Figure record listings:
========================================

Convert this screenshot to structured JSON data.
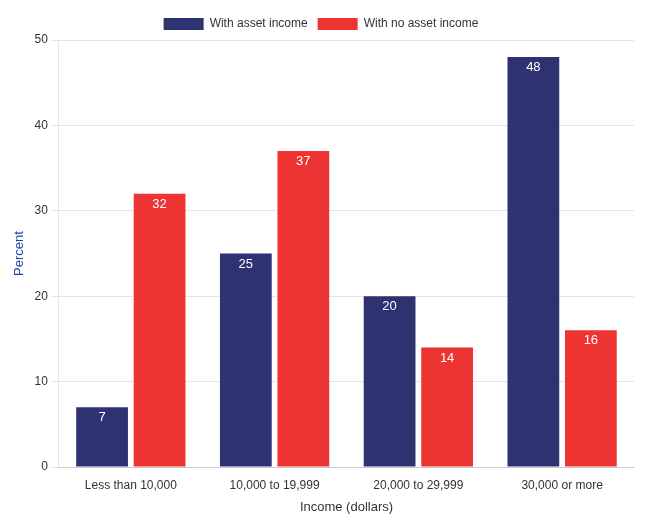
{
  "chart_data": {
    "type": "bar",
    "categories": [
      "Less than 10,000",
      "10,000 to 19,999",
      "20,000 to 29,999",
      "30,000 or more"
    ],
    "series": [
      {
        "name": "With asset income",
        "color": "#2e3270",
        "values": [
          7,
          25,
          20,
          48
        ]
      },
      {
        "name": "With no asset income",
        "color": "#ee3333",
        "values": [
          32,
          37,
          14,
          16
        ]
      }
    ],
    "xlabel": "Income (dollars)",
    "ylabel": "Percent",
    "ylim": [
      0,
      50
    ],
    "yticks": [
      0,
      10,
      20,
      30,
      40,
      50
    ],
    "grid": true,
    "legend": "top",
    "data_labels": true
  }
}
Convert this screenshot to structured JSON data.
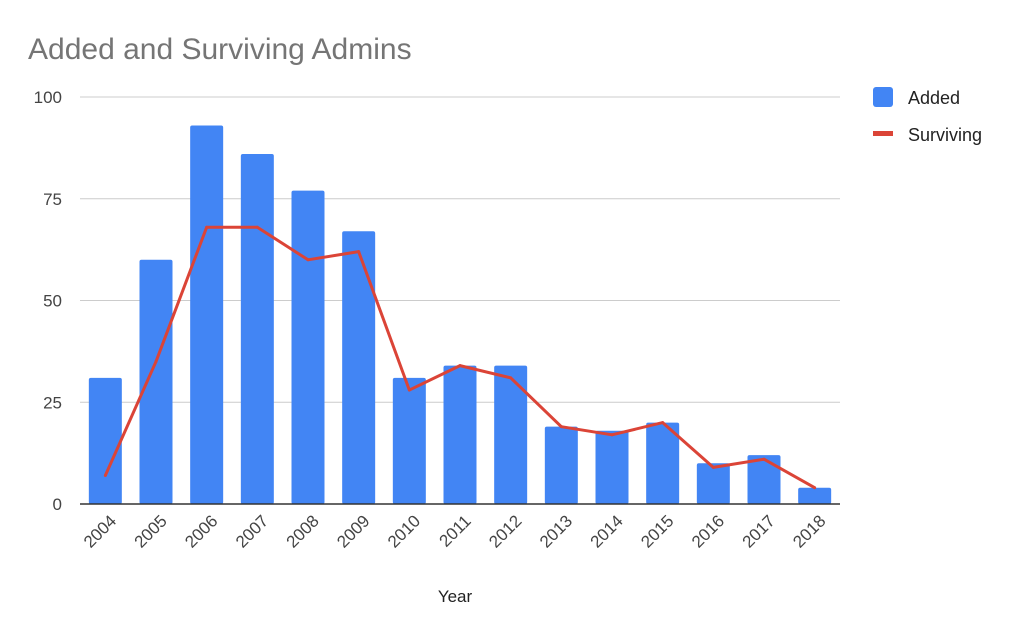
{
  "chart_data": {
    "type": "bar",
    "title": "Added and Surviving Admins",
    "xlabel": "Year",
    "ylabel": "",
    "ylim": [
      0,
      100
    ],
    "yticks": [
      0,
      25,
      50,
      75,
      100
    ],
    "grid": true,
    "legend_position": "top-right",
    "categories": [
      "2004",
      "2005",
      "2006",
      "2007",
      "2008",
      "2009",
      "2010",
      "2011",
      "2012",
      "2013",
      "2014",
      "2015",
      "2016",
      "2017",
      "2018"
    ],
    "series": [
      {
        "name": "Added",
        "type": "bar",
        "color": "#4285f4",
        "values": [
          31,
          60,
          93,
          86,
          77,
          67,
          31,
          34,
          34,
          19,
          18,
          20,
          10,
          12,
          4
        ]
      },
      {
        "name": "Surviving",
        "type": "line",
        "color": "#db4437",
        "values": [
          7,
          35,
          68,
          68,
          60,
          62,
          28,
          34,
          31,
          19,
          17,
          20,
          9,
          11,
          4
        ]
      }
    ]
  }
}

========================================

In this exercise, set down all of the data exactly, without the pictures.

» **Exercise result**
Convert this screenshot to structured JSON data.
{
  "chart_data": {
    "type": "bar",
    "categories": [
      "Less than 10,000",
      "10,000 to 19,999",
      "20,000 to 29,999",
      "30,000 or more"
    ],
    "series": [
      {
        "name": "With asset income",
        "color": "#2e3270",
        "values": [
          7,
          25,
          20,
          48
        ]
      },
      {
        "name": "With no asset income",
        "color": "#ee3333",
        "values": [
          32,
          37,
          14,
          16
        ]
      }
    ],
    "xlabel": "Income (dollars)",
    "ylabel": "Percent",
    "ylim": [
      0,
      50
    ],
    "yticks": [
      0,
      10,
      20,
      30,
      40,
      50
    ],
    "grid": true,
    "legend": "top",
    "data_labels": true
  }
}
Convert this screenshot to structured JSON data.
{
  "chart_data": {
    "type": "bar",
    "title": "Added and Surviving Admins",
    "xlabel": "Year",
    "ylabel": "",
    "ylim": [
      0,
      100
    ],
    "yticks": [
      0,
      25,
      50,
      75,
      100
    ],
    "grid": true,
    "legend_position": "top-right",
    "categories": [
      "2004",
      "2005",
      "2006",
      "2007",
      "2008",
      "2009",
      "2010",
      "2011",
      "2012",
      "2013",
      "2014",
      "2015",
      "2016",
      "2017",
      "2018"
    ],
    "series": [
      {
        "name": "Added",
        "type": "bar",
        "color": "#4285f4",
        "values": [
          31,
          60,
          93,
          86,
          77,
          67,
          31,
          34,
          34,
          19,
          18,
          20,
          10,
          12,
          4
        ]
      },
      {
        "name": "Surviving",
        "type": "line",
        "color": "#db4437",
        "values": [
          7,
          35,
          68,
          68,
          60,
          62,
          28,
          34,
          31,
          19,
          17,
          20,
          9,
          11,
          4
        ]
      }
    ]
  }
}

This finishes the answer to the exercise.